DATA IN THIS EXERCISE:
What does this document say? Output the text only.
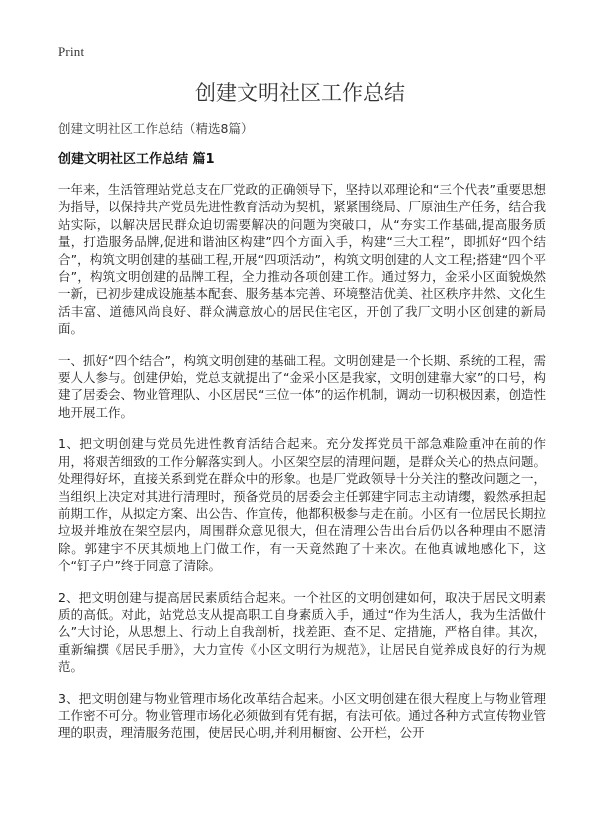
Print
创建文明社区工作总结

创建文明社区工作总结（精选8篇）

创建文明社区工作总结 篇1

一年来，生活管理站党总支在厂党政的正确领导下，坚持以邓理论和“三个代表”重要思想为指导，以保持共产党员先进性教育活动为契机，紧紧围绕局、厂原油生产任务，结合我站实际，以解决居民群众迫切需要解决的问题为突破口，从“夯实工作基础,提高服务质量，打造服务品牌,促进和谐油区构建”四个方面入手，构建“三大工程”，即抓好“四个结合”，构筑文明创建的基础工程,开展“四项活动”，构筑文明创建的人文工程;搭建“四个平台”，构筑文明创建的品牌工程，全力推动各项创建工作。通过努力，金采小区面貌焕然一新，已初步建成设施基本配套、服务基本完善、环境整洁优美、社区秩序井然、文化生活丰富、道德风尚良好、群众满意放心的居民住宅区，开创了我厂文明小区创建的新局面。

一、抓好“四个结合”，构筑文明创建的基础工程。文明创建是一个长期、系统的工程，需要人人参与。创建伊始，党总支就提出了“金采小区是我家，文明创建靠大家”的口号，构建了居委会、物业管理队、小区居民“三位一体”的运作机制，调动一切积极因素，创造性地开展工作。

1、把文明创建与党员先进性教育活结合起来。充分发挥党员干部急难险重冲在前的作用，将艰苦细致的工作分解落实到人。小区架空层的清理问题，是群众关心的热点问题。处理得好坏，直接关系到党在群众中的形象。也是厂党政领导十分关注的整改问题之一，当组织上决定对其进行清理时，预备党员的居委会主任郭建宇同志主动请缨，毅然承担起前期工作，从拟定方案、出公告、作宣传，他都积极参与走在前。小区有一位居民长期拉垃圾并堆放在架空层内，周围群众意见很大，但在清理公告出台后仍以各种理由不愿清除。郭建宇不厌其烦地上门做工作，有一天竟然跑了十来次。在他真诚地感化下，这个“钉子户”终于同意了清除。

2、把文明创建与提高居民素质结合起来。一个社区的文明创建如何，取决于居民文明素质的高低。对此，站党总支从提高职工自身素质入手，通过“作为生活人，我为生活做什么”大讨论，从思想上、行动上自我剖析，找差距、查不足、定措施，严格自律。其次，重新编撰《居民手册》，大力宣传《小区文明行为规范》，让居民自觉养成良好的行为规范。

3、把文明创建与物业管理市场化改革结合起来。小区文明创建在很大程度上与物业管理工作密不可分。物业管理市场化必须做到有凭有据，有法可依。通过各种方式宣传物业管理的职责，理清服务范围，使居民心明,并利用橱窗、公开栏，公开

WORK TO COMPLETE: Pull out each line of the listing that holds the string "构筑文明创建的基础工程".

SOLUTION TO THE EXERCISE:
一年来，生活管理站党总支在厂党政的正确领导下，坚持以邓理论和“三个代表”重要思想为指导，以保持共产党员先进性教育活动为契机，紧紧围绕局、厂原油生产任务，结合我站实际，以解决居民群众迫切需要解决的问题为突破口，从“夯实工作基础,提高服务质量，打造服务品牌,促进和谐油区构建”四个方面入手，构建“三大工程”，即抓好“四个结合”，构筑文明创建的基础工程,开展“四项活动”，构筑文明创建的人文工程;搭建“四个平台”，构筑文明创建的品牌工程，全力推动各项创建工作。通过努力，金采小区面貌焕然一新，已初步建成设施基本配套、服务基本完善、环境整洁优美、社区秩序井然、文化生活丰富、道德风尚良好、群众满意放心的居民住宅区，开创了我厂文明小区创建的新局面。
一、抓好“四个结合”，构筑文明创建的基础工程。文明创建是一个长期、系统的工程，需要人人参与。创建伊始，党总支就提出了“金采小区是我家，文明创建靠大家”的口号，构建了居委会、物业管理队、小区居民“三位一体”的运作机制，调动一切积极因素，创造性地开展工作。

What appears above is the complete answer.